# Information shown start

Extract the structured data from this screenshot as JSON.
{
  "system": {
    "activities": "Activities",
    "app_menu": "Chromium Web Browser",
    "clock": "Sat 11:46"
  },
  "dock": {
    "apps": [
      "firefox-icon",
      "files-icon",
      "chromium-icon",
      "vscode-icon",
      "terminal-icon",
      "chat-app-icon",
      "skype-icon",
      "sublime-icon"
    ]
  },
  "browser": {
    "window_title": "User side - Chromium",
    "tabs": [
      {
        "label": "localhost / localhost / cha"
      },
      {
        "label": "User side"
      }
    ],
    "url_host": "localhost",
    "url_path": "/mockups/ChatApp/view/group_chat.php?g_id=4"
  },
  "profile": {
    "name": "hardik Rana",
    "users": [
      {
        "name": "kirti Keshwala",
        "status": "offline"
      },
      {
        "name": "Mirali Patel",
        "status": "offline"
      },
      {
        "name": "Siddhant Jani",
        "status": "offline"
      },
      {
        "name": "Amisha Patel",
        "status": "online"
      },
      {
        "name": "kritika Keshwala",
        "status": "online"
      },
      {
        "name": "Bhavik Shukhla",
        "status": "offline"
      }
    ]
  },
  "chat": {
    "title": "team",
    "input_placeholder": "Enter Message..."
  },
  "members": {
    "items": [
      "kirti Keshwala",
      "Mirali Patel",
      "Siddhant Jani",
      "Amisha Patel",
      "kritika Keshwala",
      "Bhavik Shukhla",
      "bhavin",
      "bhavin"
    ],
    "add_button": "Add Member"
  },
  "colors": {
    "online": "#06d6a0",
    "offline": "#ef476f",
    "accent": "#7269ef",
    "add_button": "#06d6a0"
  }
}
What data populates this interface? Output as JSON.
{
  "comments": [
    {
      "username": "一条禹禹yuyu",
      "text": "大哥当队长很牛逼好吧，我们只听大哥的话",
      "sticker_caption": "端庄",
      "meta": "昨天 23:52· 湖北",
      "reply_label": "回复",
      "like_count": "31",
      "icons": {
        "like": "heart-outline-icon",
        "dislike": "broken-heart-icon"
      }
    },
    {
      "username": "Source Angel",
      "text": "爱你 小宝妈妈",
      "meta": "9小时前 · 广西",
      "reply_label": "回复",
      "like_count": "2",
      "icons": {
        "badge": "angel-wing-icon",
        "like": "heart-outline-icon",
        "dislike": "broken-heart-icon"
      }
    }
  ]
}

# Information shown end

Repeat the lines from the one containing "What data populates" through the end of the listing, exactly and without any other lines; both ends are included.

● **Answer to the problem**:
What data populates this interface? Output as JSON.
{
  "comments": [
    {
      "username": "一条禹禹yuyu",
      "text": "大哥当队长很牛逼好吧，我们只听大哥的话",
      "sticker_caption": "端庄",
      "meta": "昨天 23:52· 湖北",
      "reply_label": "回复",
      "like_count": "31",
      "icons": {
        "like": "heart-outline-icon",
        "dislike": "broken-heart-icon"
      }
    },
    {
      "username": "Source Angel",
      "text": "爱你 小宝妈妈",
      "meta": "9小时前 · 广西",
      "reply_label": "回复",
      "like_count": "2",
      "icons": {
        "badge": "angel-wing-icon",
        "like": "heart-outline-icon",
        "dislike": "broken-heart-icon"
      }
    }
  ]
}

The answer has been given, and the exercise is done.